Data supplied =>
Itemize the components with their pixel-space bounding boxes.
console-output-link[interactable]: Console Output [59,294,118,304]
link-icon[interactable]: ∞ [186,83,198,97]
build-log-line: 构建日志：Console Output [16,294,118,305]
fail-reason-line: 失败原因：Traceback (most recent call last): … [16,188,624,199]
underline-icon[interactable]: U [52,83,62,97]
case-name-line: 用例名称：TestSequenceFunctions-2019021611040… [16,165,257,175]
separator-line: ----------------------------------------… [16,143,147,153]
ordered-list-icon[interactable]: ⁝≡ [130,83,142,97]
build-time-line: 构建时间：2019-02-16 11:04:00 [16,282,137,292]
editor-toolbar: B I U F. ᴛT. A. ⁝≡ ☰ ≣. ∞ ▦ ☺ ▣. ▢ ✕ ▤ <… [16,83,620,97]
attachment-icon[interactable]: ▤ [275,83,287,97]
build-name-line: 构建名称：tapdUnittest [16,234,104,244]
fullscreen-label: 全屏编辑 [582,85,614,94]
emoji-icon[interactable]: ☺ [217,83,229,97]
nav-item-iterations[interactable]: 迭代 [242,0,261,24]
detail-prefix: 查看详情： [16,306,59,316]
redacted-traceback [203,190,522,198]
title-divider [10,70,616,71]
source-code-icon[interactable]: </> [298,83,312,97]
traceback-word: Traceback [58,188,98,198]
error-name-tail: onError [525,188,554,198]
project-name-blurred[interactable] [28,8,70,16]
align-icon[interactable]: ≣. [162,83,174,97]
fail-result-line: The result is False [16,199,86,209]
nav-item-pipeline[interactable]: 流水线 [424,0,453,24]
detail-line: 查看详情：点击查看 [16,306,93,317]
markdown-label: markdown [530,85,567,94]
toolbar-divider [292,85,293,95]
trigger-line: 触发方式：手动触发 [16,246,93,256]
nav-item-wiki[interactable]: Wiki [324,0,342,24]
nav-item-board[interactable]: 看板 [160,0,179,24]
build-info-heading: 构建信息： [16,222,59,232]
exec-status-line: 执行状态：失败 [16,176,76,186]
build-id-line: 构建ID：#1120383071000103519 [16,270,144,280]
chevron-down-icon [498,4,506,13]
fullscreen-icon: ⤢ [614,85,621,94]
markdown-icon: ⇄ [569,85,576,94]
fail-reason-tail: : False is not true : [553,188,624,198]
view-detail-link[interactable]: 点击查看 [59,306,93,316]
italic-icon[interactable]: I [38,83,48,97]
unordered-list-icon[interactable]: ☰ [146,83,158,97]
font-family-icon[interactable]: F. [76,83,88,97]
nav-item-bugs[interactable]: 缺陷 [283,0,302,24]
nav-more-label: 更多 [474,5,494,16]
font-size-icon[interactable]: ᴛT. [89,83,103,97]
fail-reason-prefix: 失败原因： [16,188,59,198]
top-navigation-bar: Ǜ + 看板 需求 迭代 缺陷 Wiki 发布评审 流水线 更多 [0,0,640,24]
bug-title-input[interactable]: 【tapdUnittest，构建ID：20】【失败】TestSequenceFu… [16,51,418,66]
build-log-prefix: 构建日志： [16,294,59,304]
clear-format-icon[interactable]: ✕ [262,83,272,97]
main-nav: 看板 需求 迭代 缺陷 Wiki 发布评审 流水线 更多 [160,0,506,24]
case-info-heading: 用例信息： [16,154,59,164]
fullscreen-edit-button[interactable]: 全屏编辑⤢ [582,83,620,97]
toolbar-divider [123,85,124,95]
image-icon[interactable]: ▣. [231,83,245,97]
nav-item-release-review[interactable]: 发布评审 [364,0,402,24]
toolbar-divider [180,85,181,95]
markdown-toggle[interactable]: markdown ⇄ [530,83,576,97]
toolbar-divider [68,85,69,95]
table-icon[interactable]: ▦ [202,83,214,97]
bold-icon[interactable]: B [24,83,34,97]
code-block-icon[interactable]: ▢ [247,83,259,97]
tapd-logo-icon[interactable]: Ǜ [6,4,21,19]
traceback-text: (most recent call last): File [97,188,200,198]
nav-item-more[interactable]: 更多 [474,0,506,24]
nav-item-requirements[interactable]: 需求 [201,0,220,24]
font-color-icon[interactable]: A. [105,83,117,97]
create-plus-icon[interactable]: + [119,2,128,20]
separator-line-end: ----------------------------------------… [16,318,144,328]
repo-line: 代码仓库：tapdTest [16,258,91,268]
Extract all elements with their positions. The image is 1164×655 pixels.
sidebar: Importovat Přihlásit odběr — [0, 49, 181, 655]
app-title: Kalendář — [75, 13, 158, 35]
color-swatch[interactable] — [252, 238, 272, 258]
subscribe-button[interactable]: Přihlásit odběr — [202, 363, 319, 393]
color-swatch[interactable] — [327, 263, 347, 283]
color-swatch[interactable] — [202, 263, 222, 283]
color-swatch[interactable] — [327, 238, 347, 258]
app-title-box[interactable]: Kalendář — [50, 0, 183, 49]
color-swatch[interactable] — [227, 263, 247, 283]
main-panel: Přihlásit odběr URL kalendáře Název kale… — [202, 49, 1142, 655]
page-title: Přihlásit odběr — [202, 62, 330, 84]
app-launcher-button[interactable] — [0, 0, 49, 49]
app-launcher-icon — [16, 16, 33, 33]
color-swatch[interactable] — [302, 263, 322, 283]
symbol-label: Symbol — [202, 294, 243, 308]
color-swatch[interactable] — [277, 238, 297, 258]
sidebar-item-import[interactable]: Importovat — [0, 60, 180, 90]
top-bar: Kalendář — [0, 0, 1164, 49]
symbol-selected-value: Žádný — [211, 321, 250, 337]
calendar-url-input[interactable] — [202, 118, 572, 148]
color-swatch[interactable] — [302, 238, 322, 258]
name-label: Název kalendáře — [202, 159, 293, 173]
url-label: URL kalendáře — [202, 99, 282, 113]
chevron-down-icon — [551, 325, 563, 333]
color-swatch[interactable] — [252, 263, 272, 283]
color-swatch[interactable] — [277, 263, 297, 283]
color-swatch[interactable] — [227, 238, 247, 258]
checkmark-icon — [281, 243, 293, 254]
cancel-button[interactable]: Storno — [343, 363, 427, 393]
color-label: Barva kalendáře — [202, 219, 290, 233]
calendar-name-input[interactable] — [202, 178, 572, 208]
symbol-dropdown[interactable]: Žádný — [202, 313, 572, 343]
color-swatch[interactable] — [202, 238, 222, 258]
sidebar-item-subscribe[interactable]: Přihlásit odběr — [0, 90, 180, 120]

Problem description =>
Rewrite all of the data above as a Markdown table with two columns, Row and Entry. Number each line in Row, put the line itself in Entry, and leave out blank lines.

Expected answer =>
| Row | Entry |
|---|---|
| 1 | Itemize the components with their pixel-space bounding boxes. |
| 2 | console-output-link[interactable]: Console Output [59,294,118,304] |
| 3 | link-icon[interactable]: ∞ [186,83,198,97] |
| 4 | build-log-line: 构建日志：Console Output [16,294,118,305] |
| 5 | fail-reason-line: 失败原因：Traceback (most recent call last): … [16,188,624,199] |
| 6 | underline-icon[interactable]: U [52,83,62,97] |
| 7 | case-name-line: 用例名称：TestSequenceFunctions-2019021611040… [16,165,257,175] |
| 8 | separator-line: ----------------------------------------… [16,143,147,153] |
| 9 | ordered-list-icon[interactable]: ⁝≡ [130,83,142,97] |
| 10 | build-time-line: 构建时间：2019-02-16 11:04:00 [16,282,137,292] |
| 11 | editor-toolbar: B I U F. ᴛT. A. ⁝≡ ☰ ≣. ∞ ▦ ☺ ▣. ▢ ✕ ▤ <… [16,83,620,97] |
| 12 | attachment-icon[interactable]: ▤ [275,83,287,97] |
| 13 | build-name-line: 构建名称：tapdUnittest [16,234,104,244] |
| 14 | fullscreen-label: 全屏编辑 [582,85,614,94] |
| 15 | emoji-icon[interactable]: ☺ [217,83,229,97] |
| 16 | nav-item-iterations[interactable]: 迭代 [242,0,261,24] |
| 17 | detail-prefix: 查看详情： [16,306,59,316] |
| 18 | redacted-traceback [203,190,522,198] |
| 19 | title-divider [10,70,616,71] |
| 20 | source-code-icon[interactable]: </> [298,83,312,97] |
| 21 | traceback-word: Traceback [58,188,98,198] |
| 22 | error-name-tail: onError [525,188,554,198] |
| 23 | project-name-blurred[interactable] [28,8,70,16] |
| 24 | align-icon[interactable]: ≣. [162,83,174,97] |
| 25 | fail-result-line: The result is False [16,199,86,209] |
| 26 | nav-item-pipeline[interactable]: 流水线 [424,0,453,24] |
| 27 | detail-line: 查看详情：点击查看 [16,306,93,317] |
| 28 | markdown-label: markdown [530,85,567,94] |
| 29 | toolbar-divider [292,85,293,95] |
| 30 | trigger-line: 触发方式：手动触发 [16,246,93,256] |
| 31 | nav-item-wiki[interactable]: Wiki [324,0,342,24] |
| 32 | nav-item-board[interactable]: 看板 [160,0,179,24] |
| 33 | build-info-heading: 构建信息： [16,222,59,232] |
| 34 | exec-status-line: 执行状态：失败 [16,176,76,186] |
| 35 | build-id-line: 构建ID：#1120383071000103519 [16,270,144,280] |
| 36 | chevron-down-icon [498,4,506,13] |
| 37 | fullscreen-icon: ⤢ [614,85,621,94] |
| 38 | markdown-icon: ⇄ [569,85,576,94] |
| 39 | fail-reason-tail: : False is not true : [553,188,624,198] |
| 40 | view-detail-link[interactable]: 点击查看 [59,306,93,316] |
| 41 | italic-icon[interactable]: I [38,83,48,97] |
| 42 | unordered-list-icon[interactable]: ☰ [146,83,158,97] |
| 43 | font-family-icon[interactable]: F. [76,83,88,97] |
| 44 | nav-item-bugs[interactable]: 缺陷 [283,0,302,24] |
| 45 | nav-more-label: 更多 [474,5,494,16] |
| 46 | font-size-icon[interactable]: ᴛT. [89,83,103,97] |
| 47 | fail-reason-prefix: 失败原因： [16,188,59,198] |
| 48 | top-navigation-bar: Ǜ + 看板 需求 迭代 缺陷 Wiki 发布评审 流水线 更多 [0,0,640,24] |
| 49 | bug-title-input[interactable]: 【tapdUnittest，构建ID：20】【失败】TestSequenceFu… [16,51,418,66] |
| 50 | build-log-prefix: 构建日志： [16,294,59,304] |
| 51 | clear-format-icon[interactable]: ✕ [262,83,272,97] |
| 52 | main-nav: 看板 需求 迭代 缺陷 Wiki 发布评审 流水线 更多 [160,0,506,24] |
| 53 | case-info-heading: 用例信息： [16,154,59,164] |
| 54 | fullscreen-edit-button[interactable]: 全屏编辑⤢ [582,83,620,97] |
| 55 | toolbar-divider [123,85,124,95] |
| 56 | image-icon[interactable]: ▣. [231,83,245,97] |
| 57 | nav-item-release-review[interactable]: 发布评审 [364,0,402,24] |
| 58 | toolbar-divider [180,85,181,95] |
| 59 | markdown-toggle[interactable]: markdown ⇄ [530,83,576,97] |
| 60 | toolbar-divider [68,85,69,95] |
| 61 | table-icon[interactable]: ▦ [202,83,214,97] |
| 62 | bold-icon[interactable]: B [24,83,34,97] |
| 63 | code-block-icon[interactable]: ▢ [247,83,259,97] |
| 64 | tapd-logo-icon[interactable]: Ǜ [6,4,21,19] |
| 65 | traceback-text: (most recent call last): File [97,188,200,198] |
| 66 | nav-item-more[interactable]: 更多 [474,0,506,24] |
| 67 | nav-item-requirements[interactable]: 需求 [201,0,220,24] |
| 68 | font-color-icon[interactable]: A. [105,83,117,97] |
| 69 | create-plus-icon[interactable]: + [119,2,128,20] |
| 70 | separator-line-end: ----------------------------------------… [16,318,144,328] |
| 71 | repo-line: 代码仓库：tapdTest [16,258,91,268] |
| 72 | Extract all elements with their positions. The image is 1164×655 pixels. |
| 73 | sidebar: Importovat Přihlásit odběr — [0, 49, 181, 655] |
| 74 | app-title: Kalendář — [75, 13, 158, 35] |
| 75 | color-swatch[interactable] — [252, 238, 272, 258] |
| 76 | subscribe-button[interactable]: Přihlásit odběr — [202, 363, 319, 393] |
| 77 | color-swatch[interactable] — [327, 263, 347, 283] |
| 78 | color-swatch[interactable] — [202, 263, 222, 283] |
| 79 | color-swatch[interactable] — [327, 238, 347, 258] |
| 80 | app-title-box[interactable]: Kalendář — [50, 0, 183, 49] |
| 81 | color-swatch[interactable] — [227, 263, 247, 283] |
| 82 | main-panel: Přihlásit odběr URL kalendáře Název kale… — [202, 49, 1142, 655] |
| 83 | page-title: Přihlásit odběr — [202, 62, 330, 84] |
| 84 | app-launcher-button[interactable] — [0, 0, 49, 49] |
| 85 | app-launcher-icon — [16, 16, 33, 33] |
| 86 | color-swatch[interactable] — [302, 263, 322, 283] |
| 87 | symbol-label: Symbol — [202, 294, 243, 308] |
| 88 | color-swatch[interactable] — [277, 238, 297, 258] |
| 89 | sidebar-item-import[interactable]: Importovat — [0, 60, 180, 90] |
| 90 | top-bar: Kalendář — [0, 0, 1164, 49] |
| 91 | symbol-selected-value: Žádný — [211, 321, 250, 337] |
| 92 | calendar-url-input[interactable] — [202, 118, 572, 148] |
| 93 | color-swatch[interactable] — [302, 238, 322, 258] |
| 94 | name-label: Název kalendáře — [202, 159, 293, 173] |
| 95 | url-label: URL kalendáře — [202, 99, 282, 113] |
| 96 | chevron-down-icon — [551, 325, 563, 333] |
| 97 | color-swatch[interactable] — [252, 263, 272, 283] |
| 98 | color-swatch[interactable] — [277, 263, 297, 283] |
| 99 | color-swatch[interactable] — [227, 238, 247, 258] |
| 100 | checkmark-icon — [281, 243, 293, 254] |
| 101 | cancel-button[interactable]: Storno — [343, 363, 427, 393] |
| 102 | color-label: Barva kalendáře — [202, 219, 290, 233] |
| 103 | calendar-name-input[interactable] — [202, 178, 572, 208] |
| 104 | symbol-dropdown[interactable]: Žádný — [202, 313, 572, 343] |
| 105 | color-swatch[interactable] — [202, 238, 222, 258] |
| 106 | sidebar-item-subscribe[interactable]: Přihlásit odběr — [0, 90, 180, 120] |